* [Work to do] Set down each line of the data below exactly as it stands, dropping the pictures.

* [Stored records]
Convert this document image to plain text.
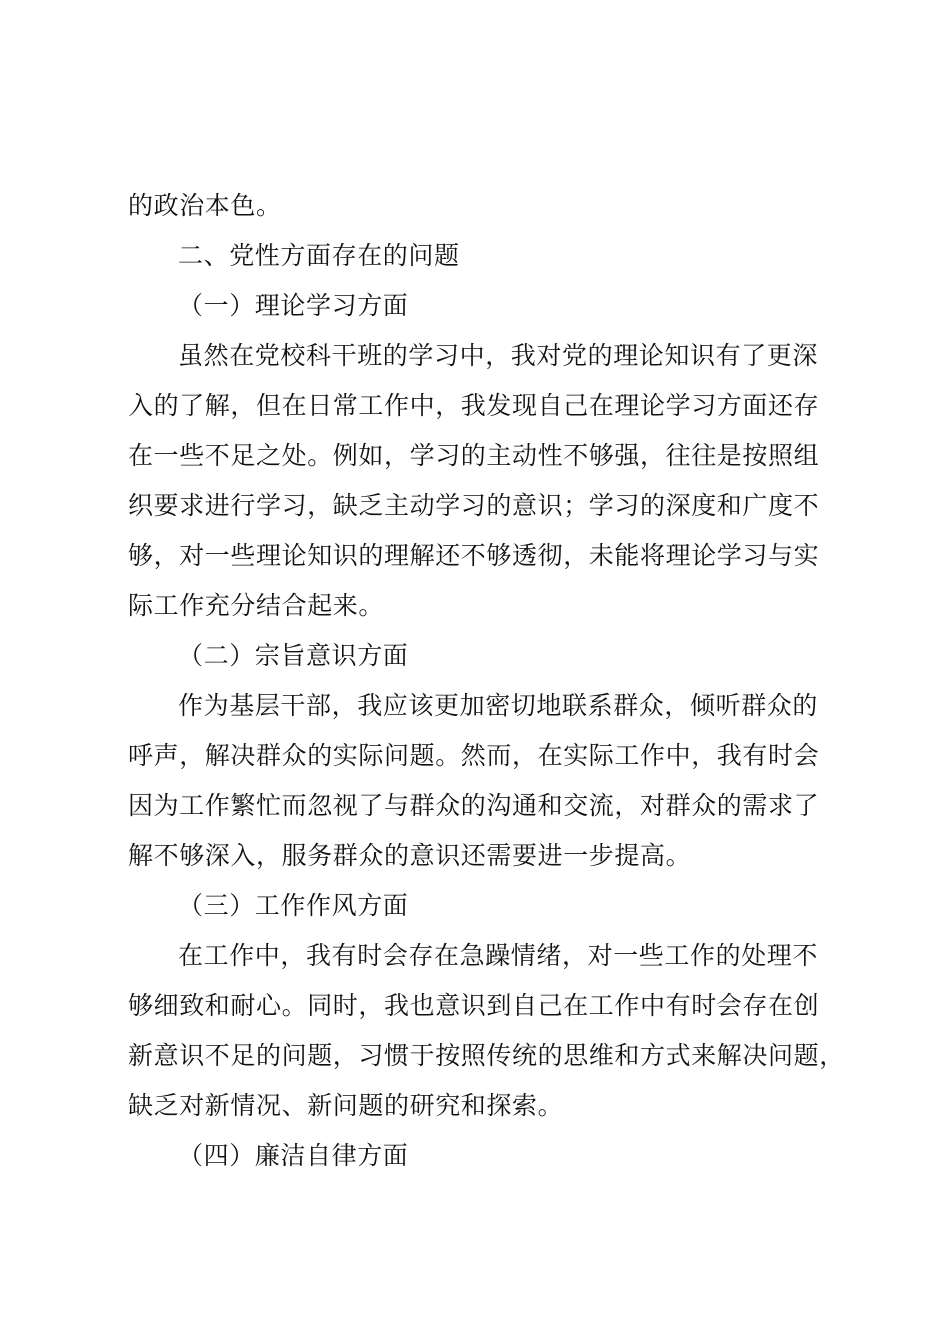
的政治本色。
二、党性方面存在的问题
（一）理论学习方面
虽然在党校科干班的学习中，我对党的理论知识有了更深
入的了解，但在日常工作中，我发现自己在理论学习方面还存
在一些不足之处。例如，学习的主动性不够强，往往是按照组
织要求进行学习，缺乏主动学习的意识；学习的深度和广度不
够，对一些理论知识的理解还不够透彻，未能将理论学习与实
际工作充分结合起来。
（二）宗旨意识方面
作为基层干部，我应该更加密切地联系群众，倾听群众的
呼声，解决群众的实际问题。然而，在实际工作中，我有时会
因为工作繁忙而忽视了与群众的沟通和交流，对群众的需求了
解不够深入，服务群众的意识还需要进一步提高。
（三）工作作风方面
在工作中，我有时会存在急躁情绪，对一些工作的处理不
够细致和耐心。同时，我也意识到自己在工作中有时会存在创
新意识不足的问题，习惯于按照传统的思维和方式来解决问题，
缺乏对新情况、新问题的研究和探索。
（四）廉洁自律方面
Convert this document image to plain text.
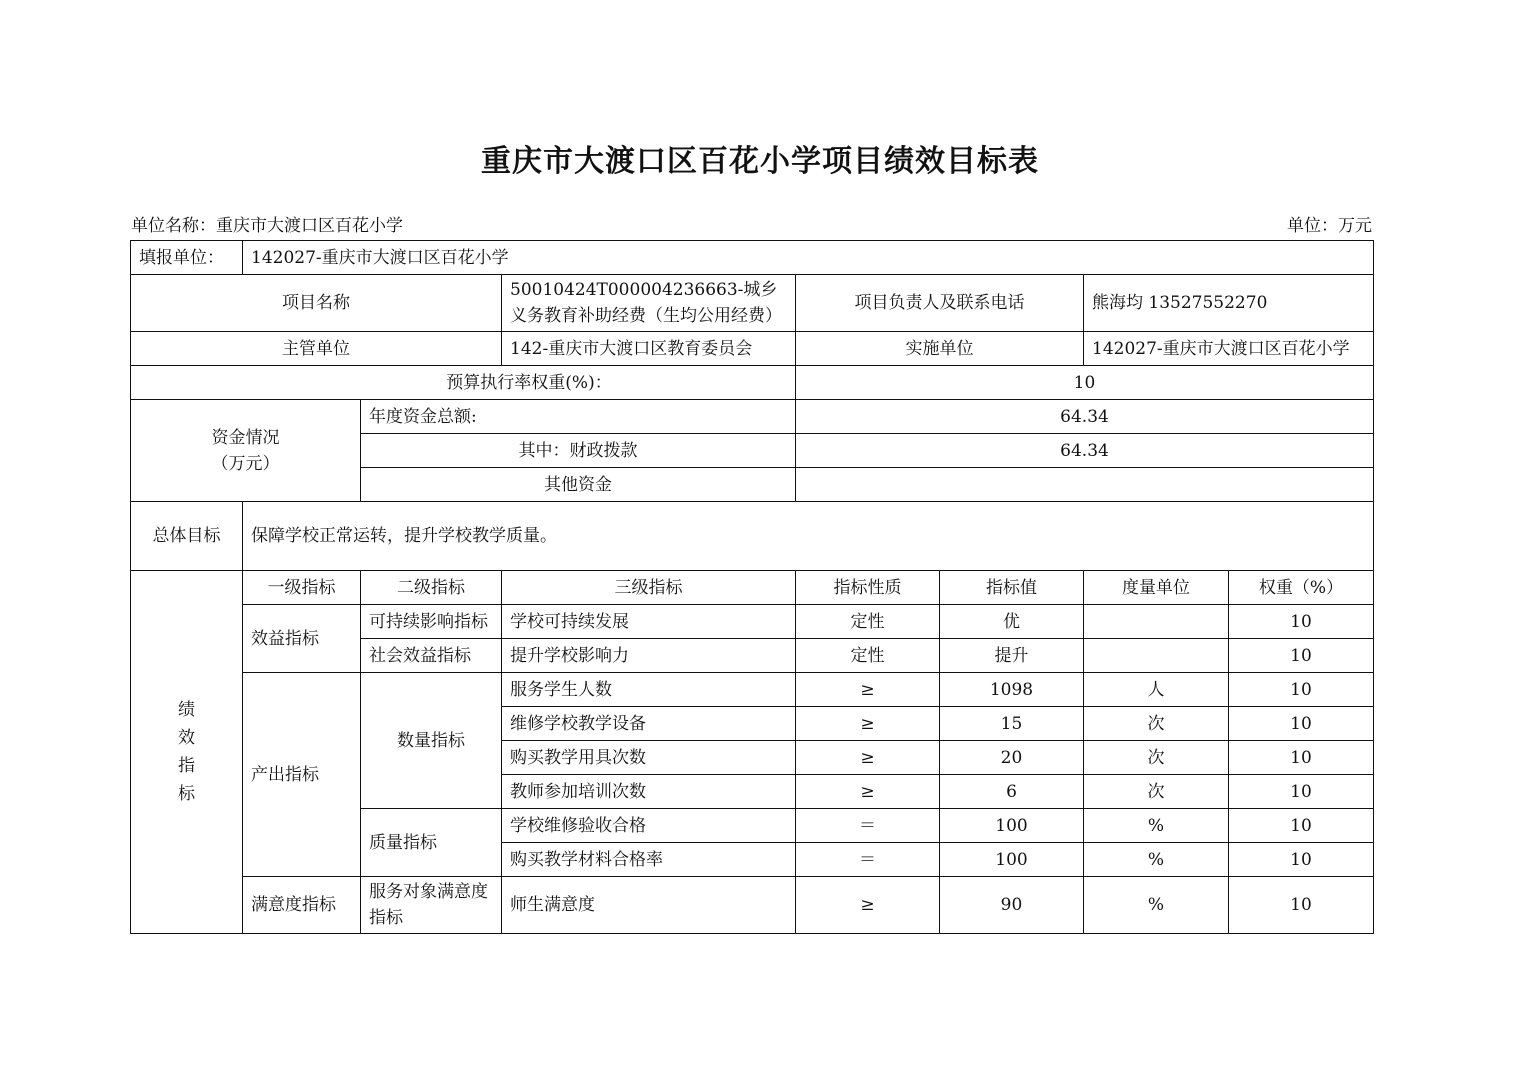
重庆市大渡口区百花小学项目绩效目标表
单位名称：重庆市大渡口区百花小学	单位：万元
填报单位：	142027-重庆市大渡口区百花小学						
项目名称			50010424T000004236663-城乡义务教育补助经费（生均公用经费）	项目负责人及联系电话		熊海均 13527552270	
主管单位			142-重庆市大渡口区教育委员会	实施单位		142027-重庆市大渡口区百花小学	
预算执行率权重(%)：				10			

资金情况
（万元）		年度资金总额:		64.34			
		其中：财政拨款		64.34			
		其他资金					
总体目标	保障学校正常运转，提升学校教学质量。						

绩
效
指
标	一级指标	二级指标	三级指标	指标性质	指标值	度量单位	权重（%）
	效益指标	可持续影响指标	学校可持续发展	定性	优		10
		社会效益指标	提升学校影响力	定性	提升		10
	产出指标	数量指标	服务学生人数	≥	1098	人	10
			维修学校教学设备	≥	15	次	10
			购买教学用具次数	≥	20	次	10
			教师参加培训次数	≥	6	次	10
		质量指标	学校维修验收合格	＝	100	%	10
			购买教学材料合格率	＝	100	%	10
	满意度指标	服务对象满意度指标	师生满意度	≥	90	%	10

* [Solved exercise]
Convert this document image to plain text.
的政治本色。
二、党性方面存在的问题
（一）理论学习方面
虽然在党校科干班的学习中，我对党的理论知识有了更深
入的了解，但在日常工作中，我发现自己在理论学习方面还存
在一些不足之处。例如，学习的主动性不够强，往往是按照组
织要求进行学习，缺乏主动学习的意识；学习的深度和广度不
够，对一些理论知识的理解还不够透彻，未能将理论学习与实
际工作充分结合起来。
（二）宗旨意识方面
作为基层干部，我应该更加密切地联系群众，倾听群众的
呼声，解决群众的实际问题。然而，在实际工作中，我有时会
因为工作繁忙而忽视了与群众的沟通和交流，对群众的需求了
解不够深入，服务群众的意识还需要进一步提高。
（三）工作作风方面
在工作中，我有时会存在急躁情绪，对一些工作的处理不
够细致和耐心。同时，我也意识到自己在工作中有时会存在创
新意识不足的问题，习惯于按照传统的思维和方式来解决问题，
缺乏对新情况、新问题的研究和探索。
（四）廉洁自律方面
Convert this document image to plain text.
重庆市大渡口区百花小学项目绩效目标表
单位名称：重庆市大渡口区百花小学	单位：万元
填报单位：	142027-重庆市大渡口区百花小学						
项目名称			50010424T000004236663-城乡义务教育补助经费（生均公用经费）	项目负责人及联系电话		熊海均 13527552270	
主管单位			142-重庆市大渡口区教育委员会	实施单位		142027-重庆市大渡口区百花小学	
预算执行率权重(%)：				10			

资金情况
（万元）		年度资金总额:		64.34			
		其中：财政拨款		64.34			
		其他资金					
总体目标	保障学校正常运转，提升学校教学质量。						

绩
效
指
标	一级指标	二级指标	三级指标	指标性质	指标值	度量单位	权重（%）
	效益指标	可持续影响指标	学校可持续发展	定性	优		10
		社会效益指标	提升学校影响力	定性	提升		10
	产出指标	数量指标	服务学生人数	≥	1098	人	10
			维修学校教学设备	≥	15	次	10
			购买教学用具次数	≥	20	次	10
			教师参加培训次数	≥	6	次	10
		质量指标	学校维修验收合格	＝	100	%	10
			购买教学材料合格率	＝	100	%	10
	满意度指标	服务对象满意度指标	师生满意度	≥	90	%	10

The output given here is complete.